> **Required task**: Read the lines that follow and pick out every one containing the word "annotation".
══ Data listing
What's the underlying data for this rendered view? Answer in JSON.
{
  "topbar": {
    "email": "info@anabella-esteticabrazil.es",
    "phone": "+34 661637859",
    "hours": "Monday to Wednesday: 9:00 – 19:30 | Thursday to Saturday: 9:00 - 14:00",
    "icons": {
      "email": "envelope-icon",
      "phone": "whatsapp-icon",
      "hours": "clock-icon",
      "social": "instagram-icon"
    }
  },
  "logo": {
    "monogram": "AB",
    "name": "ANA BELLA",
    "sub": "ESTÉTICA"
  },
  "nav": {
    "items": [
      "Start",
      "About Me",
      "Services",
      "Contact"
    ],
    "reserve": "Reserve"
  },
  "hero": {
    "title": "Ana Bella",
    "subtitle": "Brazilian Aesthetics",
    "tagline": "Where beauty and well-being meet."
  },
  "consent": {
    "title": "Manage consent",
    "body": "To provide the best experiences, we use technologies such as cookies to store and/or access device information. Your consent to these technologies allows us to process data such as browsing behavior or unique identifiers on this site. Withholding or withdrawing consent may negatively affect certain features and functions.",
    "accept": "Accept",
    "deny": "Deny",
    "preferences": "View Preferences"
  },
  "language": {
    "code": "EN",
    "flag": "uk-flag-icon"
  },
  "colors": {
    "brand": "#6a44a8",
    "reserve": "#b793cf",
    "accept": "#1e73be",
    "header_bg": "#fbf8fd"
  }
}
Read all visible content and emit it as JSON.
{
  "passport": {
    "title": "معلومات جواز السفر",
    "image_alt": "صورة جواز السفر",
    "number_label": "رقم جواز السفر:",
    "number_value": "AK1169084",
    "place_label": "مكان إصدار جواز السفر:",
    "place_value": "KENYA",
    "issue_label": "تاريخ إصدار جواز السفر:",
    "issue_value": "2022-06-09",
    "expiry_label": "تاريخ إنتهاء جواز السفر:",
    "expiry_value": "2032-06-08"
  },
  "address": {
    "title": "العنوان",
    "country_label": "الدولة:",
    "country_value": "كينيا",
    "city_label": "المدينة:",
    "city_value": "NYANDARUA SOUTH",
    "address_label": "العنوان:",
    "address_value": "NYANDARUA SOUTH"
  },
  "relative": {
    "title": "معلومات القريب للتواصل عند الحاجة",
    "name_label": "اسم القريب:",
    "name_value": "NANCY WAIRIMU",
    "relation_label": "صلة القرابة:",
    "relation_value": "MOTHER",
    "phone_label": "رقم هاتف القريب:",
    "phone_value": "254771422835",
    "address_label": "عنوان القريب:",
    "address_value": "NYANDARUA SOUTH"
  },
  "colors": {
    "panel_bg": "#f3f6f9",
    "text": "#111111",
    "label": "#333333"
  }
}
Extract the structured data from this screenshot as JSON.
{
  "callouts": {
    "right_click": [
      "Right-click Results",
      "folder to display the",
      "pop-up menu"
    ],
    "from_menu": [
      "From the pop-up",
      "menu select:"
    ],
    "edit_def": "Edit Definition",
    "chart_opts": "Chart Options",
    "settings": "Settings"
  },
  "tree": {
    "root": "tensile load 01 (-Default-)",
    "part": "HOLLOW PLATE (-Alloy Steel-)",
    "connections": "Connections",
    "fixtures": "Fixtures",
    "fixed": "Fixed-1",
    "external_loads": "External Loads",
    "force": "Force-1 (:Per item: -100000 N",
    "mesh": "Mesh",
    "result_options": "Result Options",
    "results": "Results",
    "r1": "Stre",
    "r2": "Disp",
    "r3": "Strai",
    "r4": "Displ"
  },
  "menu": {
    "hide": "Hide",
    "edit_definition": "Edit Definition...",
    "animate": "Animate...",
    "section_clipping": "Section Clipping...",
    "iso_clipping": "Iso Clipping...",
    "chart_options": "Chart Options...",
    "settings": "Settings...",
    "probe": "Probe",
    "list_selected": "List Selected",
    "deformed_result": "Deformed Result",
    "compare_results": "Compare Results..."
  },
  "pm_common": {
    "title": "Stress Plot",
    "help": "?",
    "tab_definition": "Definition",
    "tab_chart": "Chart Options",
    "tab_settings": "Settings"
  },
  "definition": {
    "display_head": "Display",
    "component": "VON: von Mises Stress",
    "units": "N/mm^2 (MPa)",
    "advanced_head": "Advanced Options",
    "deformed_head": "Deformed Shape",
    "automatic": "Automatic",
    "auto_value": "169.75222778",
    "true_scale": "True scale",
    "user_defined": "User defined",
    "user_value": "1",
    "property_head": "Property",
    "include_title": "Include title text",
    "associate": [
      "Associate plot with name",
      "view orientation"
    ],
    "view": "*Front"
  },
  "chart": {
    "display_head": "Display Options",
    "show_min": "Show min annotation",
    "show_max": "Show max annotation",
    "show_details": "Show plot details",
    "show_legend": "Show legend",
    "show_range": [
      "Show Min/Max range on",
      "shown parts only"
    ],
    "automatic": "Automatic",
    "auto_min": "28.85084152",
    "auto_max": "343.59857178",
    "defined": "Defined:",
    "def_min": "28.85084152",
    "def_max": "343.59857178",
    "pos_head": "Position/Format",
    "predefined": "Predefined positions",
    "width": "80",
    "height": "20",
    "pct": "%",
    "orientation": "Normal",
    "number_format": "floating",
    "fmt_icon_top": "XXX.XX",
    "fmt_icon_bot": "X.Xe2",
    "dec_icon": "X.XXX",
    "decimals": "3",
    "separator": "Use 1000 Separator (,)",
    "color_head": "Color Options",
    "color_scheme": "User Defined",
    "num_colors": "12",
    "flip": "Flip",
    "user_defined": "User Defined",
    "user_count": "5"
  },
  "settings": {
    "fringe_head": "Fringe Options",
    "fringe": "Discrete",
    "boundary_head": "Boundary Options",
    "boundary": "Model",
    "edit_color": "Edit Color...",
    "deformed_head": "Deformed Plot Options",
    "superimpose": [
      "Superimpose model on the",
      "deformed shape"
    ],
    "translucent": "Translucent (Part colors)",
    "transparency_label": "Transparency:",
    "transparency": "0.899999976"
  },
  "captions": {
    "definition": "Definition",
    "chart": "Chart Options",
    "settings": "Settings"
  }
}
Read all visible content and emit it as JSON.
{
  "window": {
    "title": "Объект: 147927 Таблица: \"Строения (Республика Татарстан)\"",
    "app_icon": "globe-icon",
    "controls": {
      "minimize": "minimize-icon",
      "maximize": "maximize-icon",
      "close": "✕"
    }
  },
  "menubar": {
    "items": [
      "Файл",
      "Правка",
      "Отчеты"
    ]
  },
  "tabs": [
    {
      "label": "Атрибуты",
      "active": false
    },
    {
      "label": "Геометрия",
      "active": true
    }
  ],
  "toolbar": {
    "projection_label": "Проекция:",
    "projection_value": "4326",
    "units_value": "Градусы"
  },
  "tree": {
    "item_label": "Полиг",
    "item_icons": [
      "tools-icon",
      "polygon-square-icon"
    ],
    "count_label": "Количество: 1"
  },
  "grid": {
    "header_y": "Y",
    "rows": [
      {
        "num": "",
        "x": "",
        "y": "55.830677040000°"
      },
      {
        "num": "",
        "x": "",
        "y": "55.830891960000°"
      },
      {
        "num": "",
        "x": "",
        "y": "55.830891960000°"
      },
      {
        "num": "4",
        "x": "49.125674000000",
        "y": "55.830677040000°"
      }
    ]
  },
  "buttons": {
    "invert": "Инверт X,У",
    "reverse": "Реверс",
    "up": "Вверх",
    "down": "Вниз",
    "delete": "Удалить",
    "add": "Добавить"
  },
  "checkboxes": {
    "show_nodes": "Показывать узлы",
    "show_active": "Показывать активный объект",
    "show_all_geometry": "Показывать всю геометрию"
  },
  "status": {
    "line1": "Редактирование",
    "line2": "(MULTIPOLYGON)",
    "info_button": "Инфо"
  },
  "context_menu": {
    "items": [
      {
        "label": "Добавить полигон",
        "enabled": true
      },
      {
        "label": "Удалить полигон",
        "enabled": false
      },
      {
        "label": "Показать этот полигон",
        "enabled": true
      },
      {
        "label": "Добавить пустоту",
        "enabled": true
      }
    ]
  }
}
════
> **Result of this task**:
    "show_min": "Show min annotation",
    "show_max": "Show max annotation",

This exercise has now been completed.